## Stated problem
Restate the records below word for word, and omit the images they hold.

## Recorded data
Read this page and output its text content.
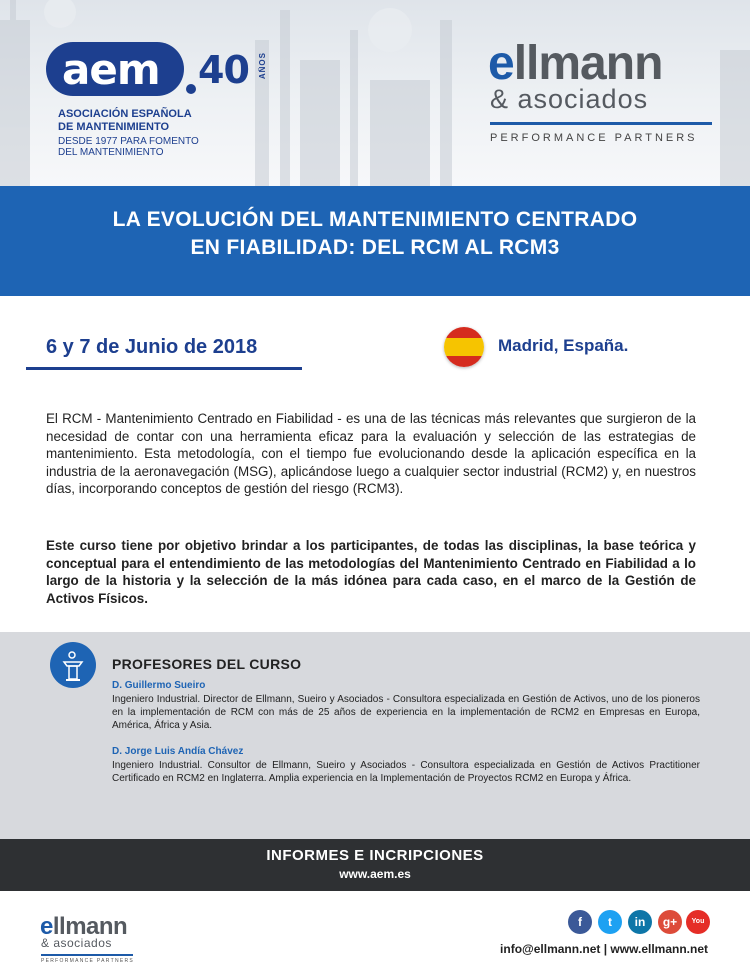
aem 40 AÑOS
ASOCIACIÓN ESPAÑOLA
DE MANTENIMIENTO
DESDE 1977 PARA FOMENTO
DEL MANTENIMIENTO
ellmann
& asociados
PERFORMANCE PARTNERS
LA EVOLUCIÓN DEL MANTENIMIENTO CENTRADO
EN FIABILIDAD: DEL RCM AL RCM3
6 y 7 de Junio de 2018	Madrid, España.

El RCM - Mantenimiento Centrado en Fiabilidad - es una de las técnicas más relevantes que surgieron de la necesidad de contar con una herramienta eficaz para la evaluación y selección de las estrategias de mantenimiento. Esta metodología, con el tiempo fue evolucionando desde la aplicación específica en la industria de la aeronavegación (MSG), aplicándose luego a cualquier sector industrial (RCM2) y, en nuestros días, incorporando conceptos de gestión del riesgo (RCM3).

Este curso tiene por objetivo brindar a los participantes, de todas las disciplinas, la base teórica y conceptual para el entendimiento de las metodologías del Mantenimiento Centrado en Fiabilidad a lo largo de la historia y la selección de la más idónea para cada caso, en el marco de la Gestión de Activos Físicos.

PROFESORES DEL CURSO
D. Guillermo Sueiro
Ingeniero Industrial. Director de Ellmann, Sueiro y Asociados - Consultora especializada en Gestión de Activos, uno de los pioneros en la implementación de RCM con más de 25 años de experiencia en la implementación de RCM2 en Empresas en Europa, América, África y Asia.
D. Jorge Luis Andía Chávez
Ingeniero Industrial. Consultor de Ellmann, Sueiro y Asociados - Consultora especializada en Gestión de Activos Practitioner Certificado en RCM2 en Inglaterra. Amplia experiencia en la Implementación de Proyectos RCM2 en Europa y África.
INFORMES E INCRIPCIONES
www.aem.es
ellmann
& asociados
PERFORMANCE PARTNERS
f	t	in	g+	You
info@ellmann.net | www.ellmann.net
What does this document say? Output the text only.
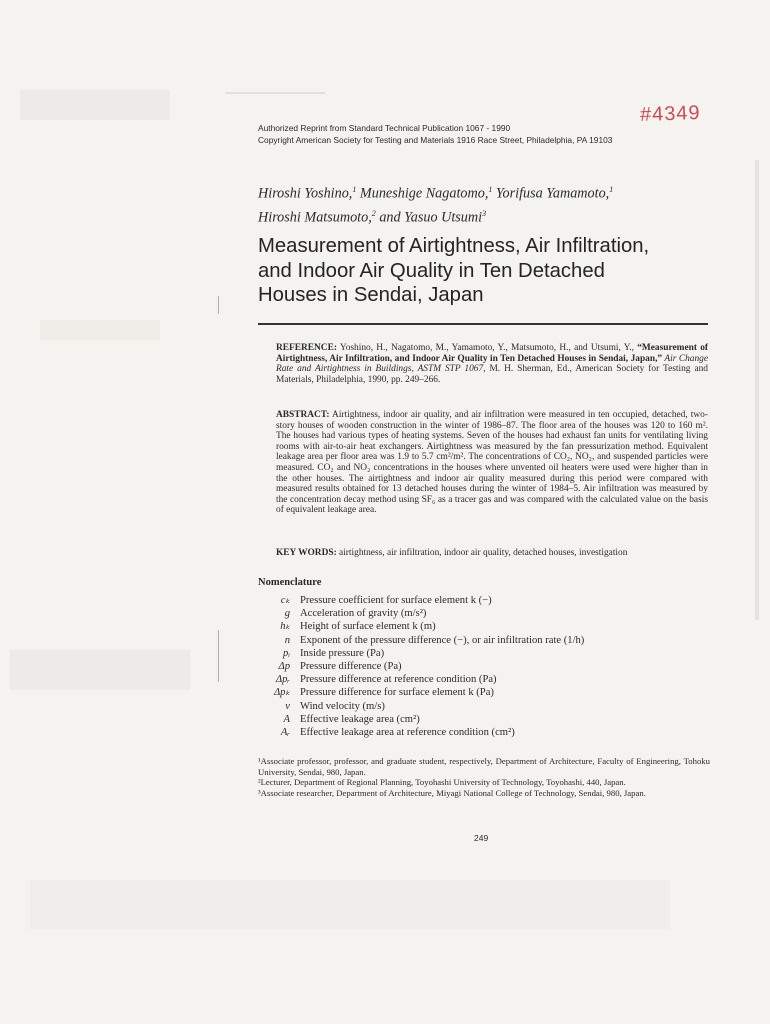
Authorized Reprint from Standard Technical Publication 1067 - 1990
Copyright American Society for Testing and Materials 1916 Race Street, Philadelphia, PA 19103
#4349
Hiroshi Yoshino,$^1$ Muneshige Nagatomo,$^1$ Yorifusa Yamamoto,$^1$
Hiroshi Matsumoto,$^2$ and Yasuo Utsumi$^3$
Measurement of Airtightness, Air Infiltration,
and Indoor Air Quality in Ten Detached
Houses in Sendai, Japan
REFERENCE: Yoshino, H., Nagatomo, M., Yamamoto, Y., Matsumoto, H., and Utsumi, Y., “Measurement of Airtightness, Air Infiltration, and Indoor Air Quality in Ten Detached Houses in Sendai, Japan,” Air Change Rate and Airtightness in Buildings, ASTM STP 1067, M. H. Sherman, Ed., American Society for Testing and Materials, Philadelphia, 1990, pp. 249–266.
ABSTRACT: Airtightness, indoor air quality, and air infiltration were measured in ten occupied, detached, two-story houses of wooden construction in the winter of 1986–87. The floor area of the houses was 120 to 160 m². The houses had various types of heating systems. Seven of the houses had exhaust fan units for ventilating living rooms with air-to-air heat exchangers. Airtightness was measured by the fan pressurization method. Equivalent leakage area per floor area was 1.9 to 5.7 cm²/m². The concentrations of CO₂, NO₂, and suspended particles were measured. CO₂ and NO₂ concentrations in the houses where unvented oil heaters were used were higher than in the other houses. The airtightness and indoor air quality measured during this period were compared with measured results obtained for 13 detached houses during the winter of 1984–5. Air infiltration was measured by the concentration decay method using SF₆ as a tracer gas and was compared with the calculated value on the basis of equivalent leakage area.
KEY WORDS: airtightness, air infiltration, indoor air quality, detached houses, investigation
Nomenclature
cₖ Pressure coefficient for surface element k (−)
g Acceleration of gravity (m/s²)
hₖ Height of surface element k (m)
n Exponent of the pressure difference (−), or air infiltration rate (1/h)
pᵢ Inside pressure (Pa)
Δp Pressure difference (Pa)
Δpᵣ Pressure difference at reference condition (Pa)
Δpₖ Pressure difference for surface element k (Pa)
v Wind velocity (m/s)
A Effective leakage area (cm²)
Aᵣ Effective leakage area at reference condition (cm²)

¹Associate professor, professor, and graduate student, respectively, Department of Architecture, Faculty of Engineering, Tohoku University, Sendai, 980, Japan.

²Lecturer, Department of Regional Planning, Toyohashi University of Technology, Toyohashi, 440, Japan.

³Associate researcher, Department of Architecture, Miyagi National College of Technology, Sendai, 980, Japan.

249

## Task response
Read this page and output its text content.
aem 40 AÑOS
ASOCIACIÓN ESPAÑOLA
DE MANTENIMIENTO
DESDE 1977 PARA FOMENTO
DEL MANTENIMIENTO
ellmann
& asociados
PERFORMANCE PARTNERS
LA EVOLUCIÓN DEL MANTENIMIENTO CENTRADO
EN FIABILIDAD: DEL RCM AL RCM3
6 y 7 de Junio de 2018	Madrid, España.

El RCM - Mantenimiento Centrado en Fiabilidad - es una de las técnicas más relevantes que surgieron de la necesidad de contar con una herramienta eficaz para la evaluación y selección de las estrategias de mantenimiento. Esta metodología, con el tiempo fue evolucionando desde la aplicación específica en la industria de la aeronavegación (MSG), aplicándose luego a cualquier sector industrial (RCM2) y, en nuestros días, incorporando conceptos de gestión del riesgo (RCM3).

Este curso tiene por objetivo brindar a los participantes, de todas las disciplinas, la base teórica y conceptual para el entendimiento de las metodologías del Mantenimiento Centrado en Fiabilidad a lo largo de la historia y la selección de la más idónea para cada caso, en el marco de la Gestión de Activos Físicos.

PROFESORES DEL CURSO
D. Guillermo Sueiro
Ingeniero Industrial. Director de Ellmann, Sueiro y Asociados - Consultora especializada en Gestión de Activos, uno de los pioneros en la implementación de RCM con más de 25 años de experiencia en la implementación de RCM2 en Empresas en Europa, América, África y Asia.
D. Jorge Luis Andía Chávez
Ingeniero Industrial. Consultor de Ellmann, Sueiro y Asociados - Consultora especializada en Gestión de Activos Practitioner Certificado en RCM2 en Inglaterra. Amplia experiencia en la Implementación de Proyectos RCM2 en Europa y África.
INFORMES E INCRIPCIONES
www.aem.es
ellmann
& asociados
PERFORMANCE PARTNERS
f	t	in	g+	You
info@ellmann.net | www.ellmann.net
What does this document say? Output the text only.
Authorized Reprint from Standard Technical Publication 1067 - 1990
Copyright American Society for Testing and Materials 1916 Race Street, Philadelphia, PA 19103
#4349
Hiroshi Yoshino,$^1$ Muneshige Nagatomo,$^1$ Yorifusa Yamamoto,$^1$
Hiroshi Matsumoto,$^2$ and Yasuo Utsumi$^3$
Measurement of Airtightness, Air Infiltration,
and Indoor Air Quality in Ten Detached
Houses in Sendai, Japan
REFERENCE: Yoshino, H., Nagatomo, M., Yamamoto, Y., Matsumoto, H., and Utsumi, Y., “Measurement of Airtightness, Air Infiltration, and Indoor Air Quality in Ten Detached Houses in Sendai, Japan,” Air Change Rate and Airtightness in Buildings, ASTM STP 1067, M. H. Sherman, Ed., American Society for Testing and Materials, Philadelphia, 1990, pp. 249–266.
ABSTRACT: Airtightness, indoor air quality, and air infiltration were measured in ten occupied, detached, two-story houses of wooden construction in the winter of 1986–87. The floor area of the houses was 120 to 160 m². The houses had various types of heating systems. Seven of the houses had exhaust fan units for ventilating living rooms with air-to-air heat exchangers. Airtightness was measured by the fan pressurization method. Equivalent leakage area per floor area was 1.9 to 5.7 cm²/m². The concentrations of CO₂, NO₂, and suspended particles were measured. CO₂ and NO₂ concentrations in the houses where unvented oil heaters were used were higher than in the other houses. The airtightness and indoor air quality measured during this period were compared with measured results obtained for 13 detached houses during the winter of 1984–5. Air infiltration was measured by the concentration decay method using SF₆ as a tracer gas and was compared with the calculated value on the basis of equivalent leakage area.
KEY WORDS: airtightness, air infiltration, indoor air quality, detached houses, investigation
Nomenclature
cₖ Pressure coefficient for surface element k (−)
g Acceleration of gravity (m/s²)
hₖ Height of surface element k (m)
n Exponent of the pressure difference (−), or air infiltration rate (1/h)
pᵢ Inside pressure (Pa)
Δp Pressure difference (Pa)
Δpᵣ Pressure difference at reference condition (Pa)
Δpₖ Pressure difference for surface element k (Pa)
v Wind velocity (m/s)
A Effective leakage area (cm²)
Aᵣ Effective leakage area at reference condition (cm²)

¹Associate professor, professor, and graduate student, respectively, Department of Architecture, Faculty of Engineering, Tohoku University, Sendai, 980, Japan.

²Lecturer, Department of Regional Planning, Toyohashi University of Technology, Toyohashi, 440, Japan.

³Associate researcher, Department of Architecture, Miyagi National College of Technology, Sendai, 980, Japan.

249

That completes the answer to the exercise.